What you need to do: Your task is to filter the data below down to the lines holding "Prototype".

[Dataset items]
## START

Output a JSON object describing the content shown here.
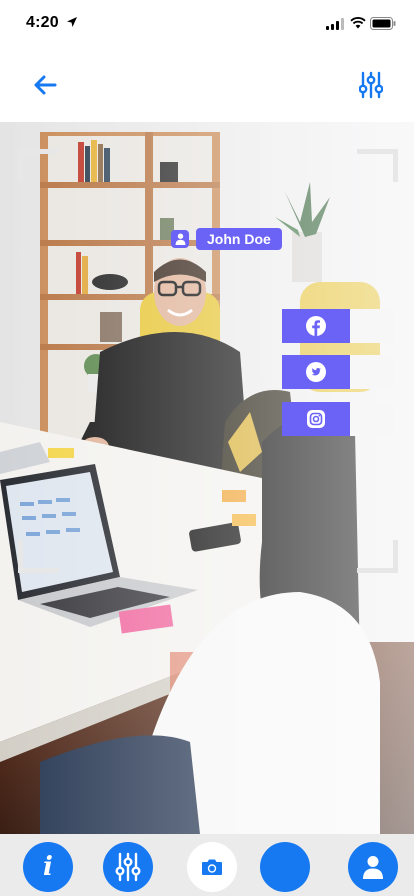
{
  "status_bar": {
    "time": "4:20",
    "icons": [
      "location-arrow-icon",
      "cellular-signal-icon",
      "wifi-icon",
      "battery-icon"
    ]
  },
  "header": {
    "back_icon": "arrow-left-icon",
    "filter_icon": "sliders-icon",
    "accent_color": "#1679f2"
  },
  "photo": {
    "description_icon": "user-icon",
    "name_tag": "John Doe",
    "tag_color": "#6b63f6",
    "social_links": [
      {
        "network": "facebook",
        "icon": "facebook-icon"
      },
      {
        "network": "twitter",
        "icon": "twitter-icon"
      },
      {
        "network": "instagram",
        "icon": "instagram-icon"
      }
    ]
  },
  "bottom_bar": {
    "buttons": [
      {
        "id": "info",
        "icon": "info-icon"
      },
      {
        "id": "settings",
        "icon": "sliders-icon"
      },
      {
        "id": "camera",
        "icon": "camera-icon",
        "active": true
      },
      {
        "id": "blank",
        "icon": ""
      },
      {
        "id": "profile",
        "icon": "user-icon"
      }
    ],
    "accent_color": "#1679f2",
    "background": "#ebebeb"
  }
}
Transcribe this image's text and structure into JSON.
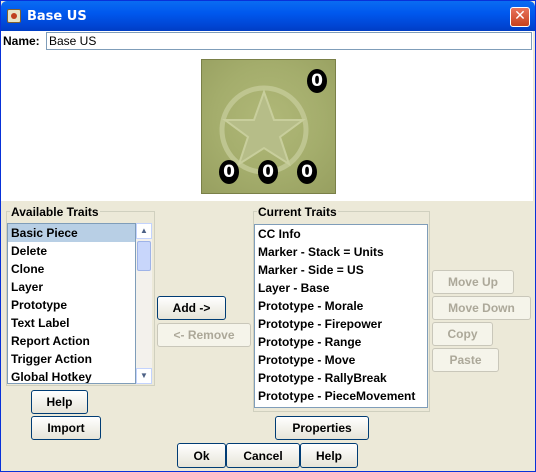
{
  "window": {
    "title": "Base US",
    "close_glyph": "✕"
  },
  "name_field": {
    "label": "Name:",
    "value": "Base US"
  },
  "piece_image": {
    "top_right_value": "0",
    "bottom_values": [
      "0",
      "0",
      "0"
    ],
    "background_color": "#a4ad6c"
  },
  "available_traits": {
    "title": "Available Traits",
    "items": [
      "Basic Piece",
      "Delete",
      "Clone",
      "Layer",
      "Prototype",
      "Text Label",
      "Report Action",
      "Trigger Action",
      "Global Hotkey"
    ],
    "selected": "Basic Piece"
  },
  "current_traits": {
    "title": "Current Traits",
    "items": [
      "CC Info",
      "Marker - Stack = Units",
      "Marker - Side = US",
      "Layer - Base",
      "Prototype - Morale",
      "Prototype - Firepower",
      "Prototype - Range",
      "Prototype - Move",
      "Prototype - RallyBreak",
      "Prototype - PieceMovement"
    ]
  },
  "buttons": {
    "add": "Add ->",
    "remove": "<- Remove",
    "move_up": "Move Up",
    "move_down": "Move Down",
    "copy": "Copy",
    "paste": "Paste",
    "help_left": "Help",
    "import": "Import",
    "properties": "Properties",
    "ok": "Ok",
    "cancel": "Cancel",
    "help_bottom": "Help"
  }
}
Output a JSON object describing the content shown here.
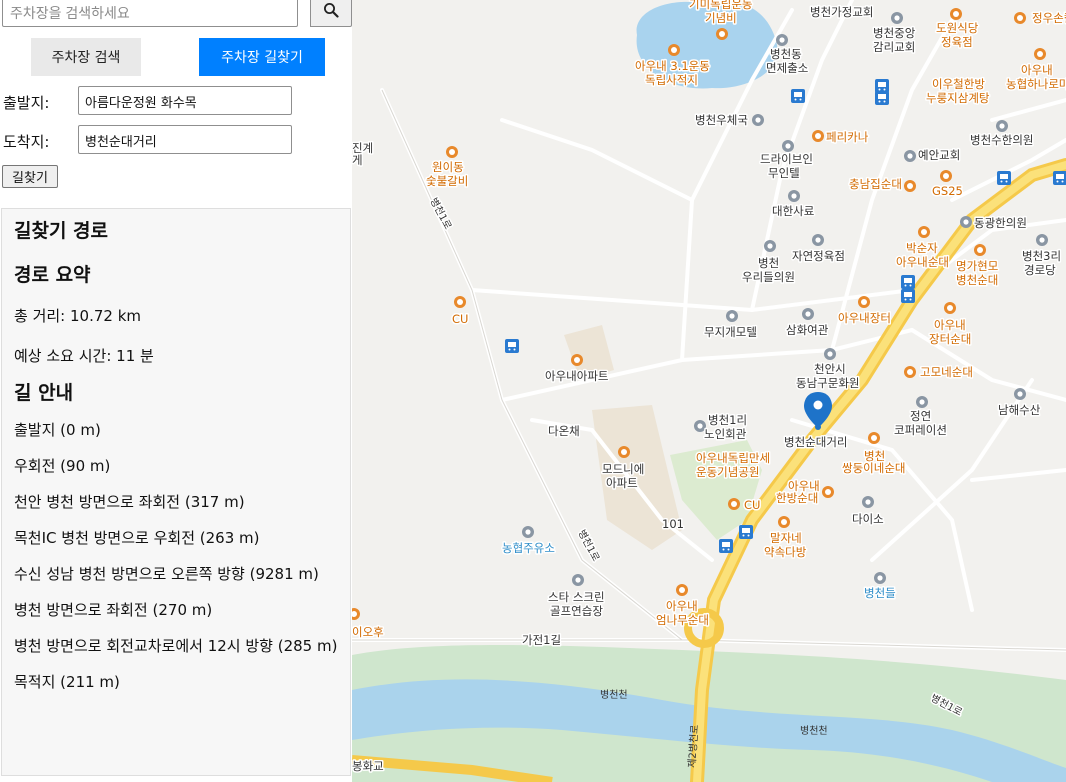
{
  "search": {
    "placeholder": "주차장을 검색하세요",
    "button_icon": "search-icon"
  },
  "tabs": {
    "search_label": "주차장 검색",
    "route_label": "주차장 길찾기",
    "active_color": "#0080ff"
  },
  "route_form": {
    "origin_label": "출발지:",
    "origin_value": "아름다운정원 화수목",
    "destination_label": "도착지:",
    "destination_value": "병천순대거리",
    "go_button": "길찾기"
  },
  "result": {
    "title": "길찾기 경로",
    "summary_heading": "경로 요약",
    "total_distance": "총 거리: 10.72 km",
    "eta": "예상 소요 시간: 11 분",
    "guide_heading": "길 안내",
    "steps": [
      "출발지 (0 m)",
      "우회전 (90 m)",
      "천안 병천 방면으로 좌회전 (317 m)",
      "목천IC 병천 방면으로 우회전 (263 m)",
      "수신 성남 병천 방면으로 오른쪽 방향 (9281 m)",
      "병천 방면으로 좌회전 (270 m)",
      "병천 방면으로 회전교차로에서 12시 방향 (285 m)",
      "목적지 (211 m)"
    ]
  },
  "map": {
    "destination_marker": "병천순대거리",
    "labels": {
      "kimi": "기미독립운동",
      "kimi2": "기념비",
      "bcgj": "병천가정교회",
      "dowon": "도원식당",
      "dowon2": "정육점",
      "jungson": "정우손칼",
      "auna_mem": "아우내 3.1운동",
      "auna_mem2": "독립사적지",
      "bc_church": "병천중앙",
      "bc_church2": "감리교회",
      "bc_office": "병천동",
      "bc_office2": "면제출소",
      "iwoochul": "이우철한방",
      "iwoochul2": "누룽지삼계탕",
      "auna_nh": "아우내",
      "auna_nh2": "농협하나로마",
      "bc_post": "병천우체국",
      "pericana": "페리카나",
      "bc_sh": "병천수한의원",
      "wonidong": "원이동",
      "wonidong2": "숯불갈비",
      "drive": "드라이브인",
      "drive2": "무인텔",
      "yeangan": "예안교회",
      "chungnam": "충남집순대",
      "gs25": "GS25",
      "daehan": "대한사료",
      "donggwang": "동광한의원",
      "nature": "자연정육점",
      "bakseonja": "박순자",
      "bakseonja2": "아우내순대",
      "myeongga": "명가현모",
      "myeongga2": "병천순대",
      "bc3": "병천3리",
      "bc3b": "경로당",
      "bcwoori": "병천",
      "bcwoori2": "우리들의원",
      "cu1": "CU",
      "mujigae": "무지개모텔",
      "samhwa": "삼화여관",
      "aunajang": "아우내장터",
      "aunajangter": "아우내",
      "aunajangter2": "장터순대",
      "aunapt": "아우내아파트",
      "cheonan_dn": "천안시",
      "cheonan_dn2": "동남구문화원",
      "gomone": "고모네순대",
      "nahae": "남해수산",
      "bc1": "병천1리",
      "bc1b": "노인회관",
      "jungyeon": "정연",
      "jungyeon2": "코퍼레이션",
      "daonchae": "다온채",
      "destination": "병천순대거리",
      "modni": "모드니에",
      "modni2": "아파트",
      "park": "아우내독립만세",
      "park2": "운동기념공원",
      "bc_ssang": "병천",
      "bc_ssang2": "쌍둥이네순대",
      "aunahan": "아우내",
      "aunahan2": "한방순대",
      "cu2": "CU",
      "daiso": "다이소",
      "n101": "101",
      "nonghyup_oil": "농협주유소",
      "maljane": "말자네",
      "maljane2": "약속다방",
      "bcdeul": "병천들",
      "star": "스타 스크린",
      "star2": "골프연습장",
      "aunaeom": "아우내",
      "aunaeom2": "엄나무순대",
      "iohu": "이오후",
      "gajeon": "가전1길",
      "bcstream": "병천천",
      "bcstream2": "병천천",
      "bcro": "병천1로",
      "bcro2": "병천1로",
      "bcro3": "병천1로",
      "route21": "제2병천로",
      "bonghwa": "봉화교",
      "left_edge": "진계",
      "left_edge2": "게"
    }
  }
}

## END
## START

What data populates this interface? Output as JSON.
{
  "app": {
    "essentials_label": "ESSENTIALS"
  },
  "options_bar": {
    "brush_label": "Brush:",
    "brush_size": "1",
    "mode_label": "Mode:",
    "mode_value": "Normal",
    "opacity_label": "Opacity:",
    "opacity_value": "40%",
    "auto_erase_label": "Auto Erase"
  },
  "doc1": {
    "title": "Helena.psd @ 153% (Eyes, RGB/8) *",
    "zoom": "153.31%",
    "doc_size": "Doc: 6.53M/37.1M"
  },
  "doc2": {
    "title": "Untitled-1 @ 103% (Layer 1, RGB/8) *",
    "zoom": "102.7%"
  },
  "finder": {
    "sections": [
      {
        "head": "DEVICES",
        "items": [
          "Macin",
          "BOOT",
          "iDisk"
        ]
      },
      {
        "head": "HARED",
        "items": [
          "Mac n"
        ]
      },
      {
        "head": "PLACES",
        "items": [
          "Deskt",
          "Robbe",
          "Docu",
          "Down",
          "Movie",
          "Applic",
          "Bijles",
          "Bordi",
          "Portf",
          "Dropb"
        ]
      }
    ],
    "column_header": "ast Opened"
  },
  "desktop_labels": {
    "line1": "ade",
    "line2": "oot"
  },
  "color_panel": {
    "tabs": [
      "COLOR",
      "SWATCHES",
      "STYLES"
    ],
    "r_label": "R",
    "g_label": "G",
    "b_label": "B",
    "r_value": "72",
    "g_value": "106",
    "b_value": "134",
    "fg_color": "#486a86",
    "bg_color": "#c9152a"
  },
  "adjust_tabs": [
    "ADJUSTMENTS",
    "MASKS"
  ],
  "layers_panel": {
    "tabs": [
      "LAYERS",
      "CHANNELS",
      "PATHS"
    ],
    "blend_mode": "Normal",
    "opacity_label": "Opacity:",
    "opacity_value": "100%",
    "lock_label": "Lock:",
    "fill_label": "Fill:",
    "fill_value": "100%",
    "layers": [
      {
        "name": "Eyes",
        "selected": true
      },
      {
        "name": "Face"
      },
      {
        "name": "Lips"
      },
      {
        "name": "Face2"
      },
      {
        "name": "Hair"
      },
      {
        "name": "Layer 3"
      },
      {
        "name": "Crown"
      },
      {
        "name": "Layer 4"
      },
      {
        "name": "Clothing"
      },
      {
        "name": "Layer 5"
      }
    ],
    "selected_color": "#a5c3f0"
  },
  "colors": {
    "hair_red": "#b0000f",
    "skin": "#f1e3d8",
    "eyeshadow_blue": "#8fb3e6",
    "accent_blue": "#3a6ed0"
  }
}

## END

Finished task:
      "Prototype",
      "Prototype - Morale",
      "Prototype - Firepower",
      "Prototype - Range",
      "Prototype - Move",
      "Prototype - RallyBreak",
      "Prototype - PieceMovement"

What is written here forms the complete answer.